**Set task**
Copy the data precisely, character for character, and leave out every picture.

**Stored entries**
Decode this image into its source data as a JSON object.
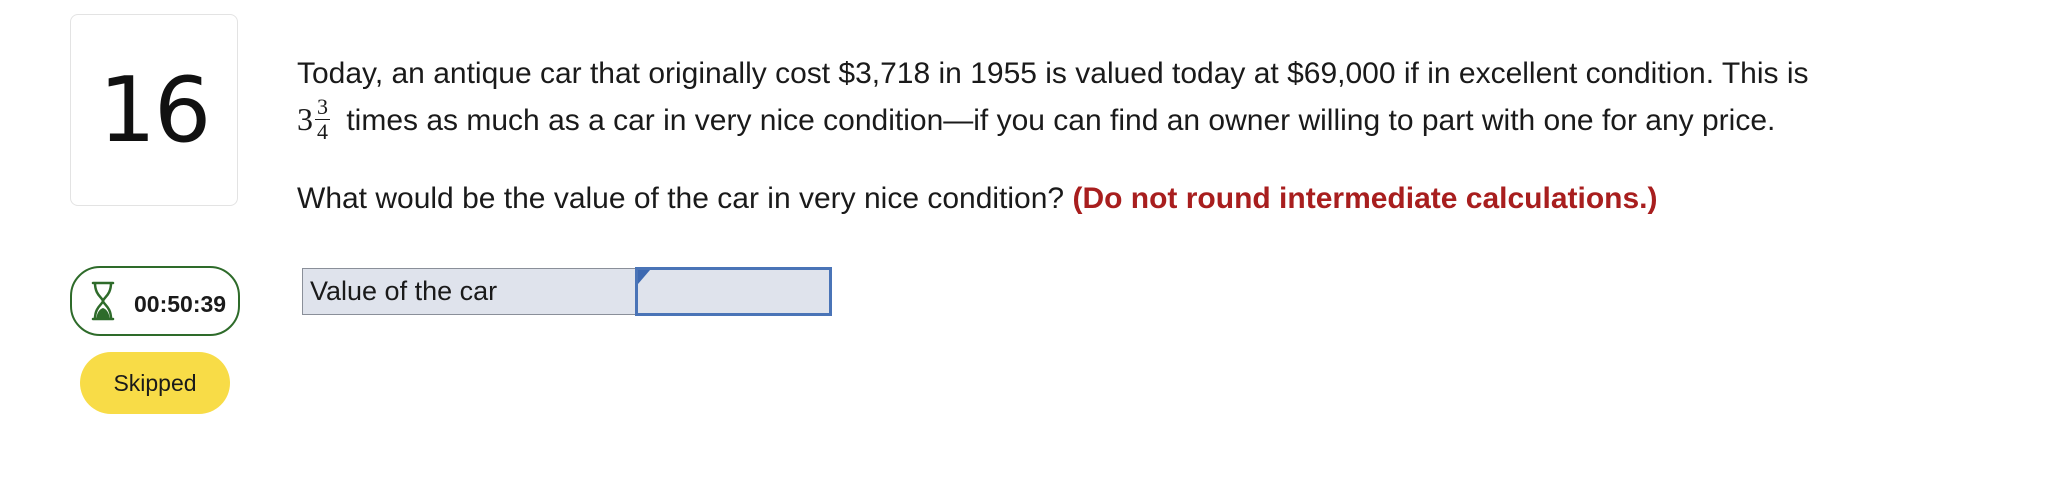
{
  "question": {
    "number": "16",
    "line1": "Today, an antique car that originally cost $3,718 in 1955 is valued today at $69,000 if in excellent condition. This is",
    "mixed_whole": "3",
    "mixed_numerator": "3",
    "mixed_denominator": "4",
    "line2": "times as much as a car in very nice condition—if you can find an owner willing to part with one for any price.",
    "ask": "What would be the value of the car in very nice condition?",
    "note": "(Do not round intermediate calculations.)"
  },
  "timer": {
    "icon": "hourglass-icon",
    "value": "00:50:39",
    "border_color": "#2e6b2a"
  },
  "status": {
    "label": "Skipped",
    "color": "#f8dc47"
  },
  "answer": {
    "label": "Value of the car",
    "value": "",
    "input_border_color": "#4a74b7"
  },
  "colors": {
    "note_red": "#a81e1e"
  }
}
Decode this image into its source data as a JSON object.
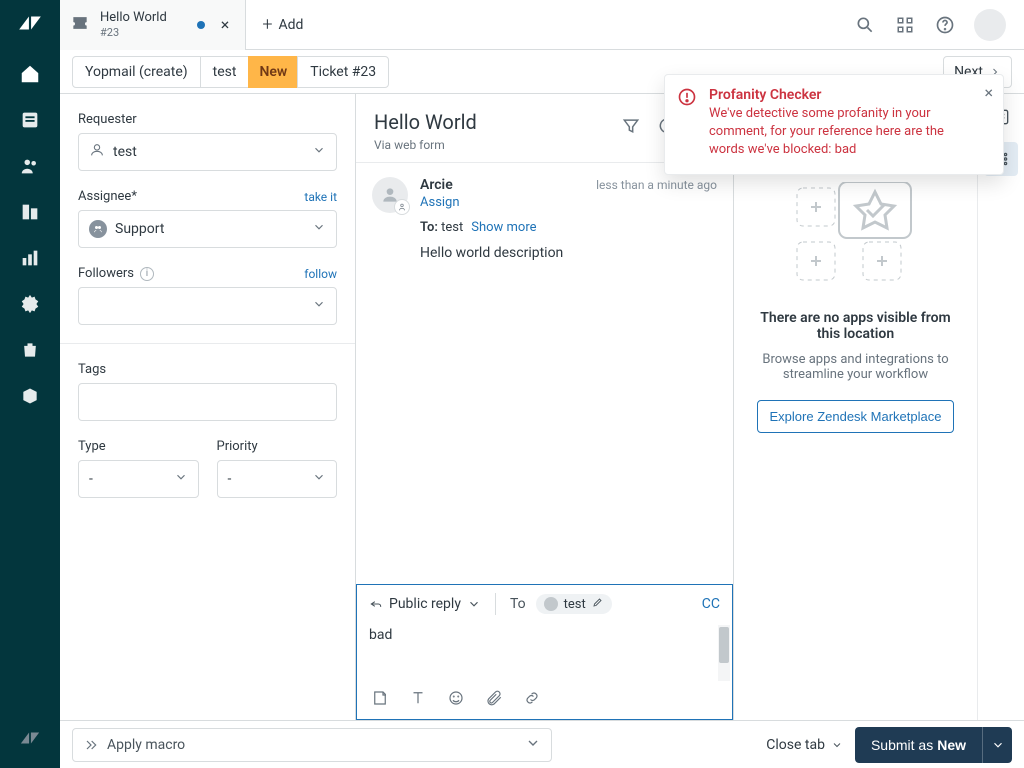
{
  "tab": {
    "title": "Hello World",
    "sub": "#23",
    "add": "Add"
  },
  "crumbs": {
    "a": "Yopmail (create)",
    "b": "test",
    "status": "New",
    "ticket": "Ticket #23",
    "next": "Next"
  },
  "form": {
    "requester_label": "Requester",
    "requester_value": "test",
    "assignee_label": "Assignee*",
    "assignee_action": "take it",
    "assignee_value": "Support",
    "followers_label": "Followers",
    "followers_action": "follow",
    "tags_label": "Tags",
    "type_label": "Type",
    "type_value": "-",
    "priority_label": "Priority",
    "priority_value": "-"
  },
  "ticket": {
    "title": "Hello World",
    "via": "Via web form",
    "sender": "Arcie",
    "time": "less than a minute ago",
    "assign": "Assign",
    "to_label": "To:",
    "to_value": "test",
    "show_more": "Show more",
    "body": "Hello world description"
  },
  "composer": {
    "reply_label": "Public reply",
    "to_label": "To",
    "chip": "test",
    "cc": "CC",
    "text": "bad"
  },
  "apps": {
    "heading": "There are no apps visible from this location",
    "sub": "Browse apps and integrations to streamline your workflow",
    "cta": "Explore Zendesk Marketplace"
  },
  "toast": {
    "title": "Profanity Checker",
    "body": "We've detective some profanity in your comment, for your reference here are the words we've blocked: bad"
  },
  "footer": {
    "macro": "Apply macro",
    "close": "Close tab",
    "submit_prefix": "Submit as ",
    "submit_status": "New"
  }
}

**Solution for this task**
Decode this image into its source data as a JSON object.
{
  "question": {
    "number": "16",
    "line1": "Today, an antique car that originally cost $3,718 in 1955 is valued today at $69,000 if in excellent condition. This is",
    "mixed_whole": "3",
    "mixed_numerator": "3",
    "mixed_denominator": "4",
    "line2": "times as much as a car in very nice condition—if you can find an owner willing to part with one for any price.",
    "ask": "What would be the value of the car in very nice condition?",
    "note": "(Do not round intermediate calculations.)"
  },
  "timer": {
    "icon": "hourglass-icon",
    "value": "00:50:39",
    "border_color": "#2e6b2a"
  },
  "status": {
    "label": "Skipped",
    "color": "#f8dc47"
  },
  "answer": {
    "label": "Value of the car",
    "value": "",
    "input_border_color": "#4a74b7"
  },
  "colors": {
    "note_red": "#a81e1e"
  }
}
Decode this image into its source data as a JSON object.
{
  "tab": {
    "title": "Hello World",
    "sub": "#23",
    "add": "Add"
  },
  "crumbs": {
    "a": "Yopmail (create)",
    "b": "test",
    "status": "New",
    "ticket": "Ticket #23",
    "next": "Next"
  },
  "form": {
    "requester_label": "Requester",
    "requester_value": "test",
    "assignee_label": "Assignee*",
    "assignee_action": "take it",
    "assignee_value": "Support",
    "followers_label": "Followers",
    "followers_action": "follow",
    "tags_label": "Tags",
    "type_label": "Type",
    "type_value": "-",
    "priority_label": "Priority",
    "priority_value": "-"
  },
  "ticket": {
    "title": "Hello World",
    "via": "Via web form",
    "sender": "Arcie",
    "time": "less than a minute ago",
    "assign": "Assign",
    "to_label": "To:",
    "to_value": "test",
    "show_more": "Show more",
    "body": "Hello world description"
  },
  "composer": {
    "reply_label": "Public reply",
    "to_label": "To",
    "chip": "test",
    "cc": "CC",
    "text": "bad"
  },
  "apps": {
    "heading": "There are no apps visible from this location",
    "sub": "Browse apps and integrations to streamline your workflow",
    "cta": "Explore Zendesk Marketplace"
  },
  "toast": {
    "title": "Profanity Checker",
    "body": "We've detective some profanity in your comment, for your reference here are the words we've blocked: bad"
  },
  "footer": {
    "macro": "Apply macro",
    "close": "Close tab",
    "submit_prefix": "Submit as ",
    "submit_status": "New"
  }
}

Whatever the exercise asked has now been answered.